**AIM:**
Give every entry again, word for word and in full.

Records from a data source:

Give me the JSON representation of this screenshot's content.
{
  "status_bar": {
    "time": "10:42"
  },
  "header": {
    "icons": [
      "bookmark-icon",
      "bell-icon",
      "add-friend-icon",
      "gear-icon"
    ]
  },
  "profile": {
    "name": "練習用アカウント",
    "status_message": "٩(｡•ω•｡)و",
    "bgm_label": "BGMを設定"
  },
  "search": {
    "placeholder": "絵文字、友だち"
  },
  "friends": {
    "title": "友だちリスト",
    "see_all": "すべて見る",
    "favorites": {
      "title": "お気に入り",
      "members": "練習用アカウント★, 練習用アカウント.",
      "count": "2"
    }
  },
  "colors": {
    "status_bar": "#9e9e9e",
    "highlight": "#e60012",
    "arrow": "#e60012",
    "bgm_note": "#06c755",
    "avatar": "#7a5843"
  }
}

**REPLY:**
Give me the JSON representation of this screenshot's content.
{
  "status_bar": {
    "time": "10:42"
  },
  "header": {
    "icons": [
      "bookmark-icon",
      "bell-icon",
      "add-friend-icon",
      "gear-icon"
    ]
  },
  "profile": {
    "name": "練習用アカウント",
    "status_message": "٩(｡•ω•｡)و",
    "bgm_label": "BGMを設定"
  },
  "search": {
    "placeholder": "絵文字、友だち"
  },
  "friends": {
    "title": "友だちリスト",
    "see_all": "すべて見る",
    "favorites": {
      "title": "お気に入り",
      "members": "練習用アカウント★, 練習用アカウント.",
      "count": "2"
    }
  },
  "colors": {
    "status_bar": "#9e9e9e",
    "highlight": "#e60012",
    "arrow": "#e60012",
    "bgm_note": "#06c755",
    "avatar": "#7a5843"
  }
}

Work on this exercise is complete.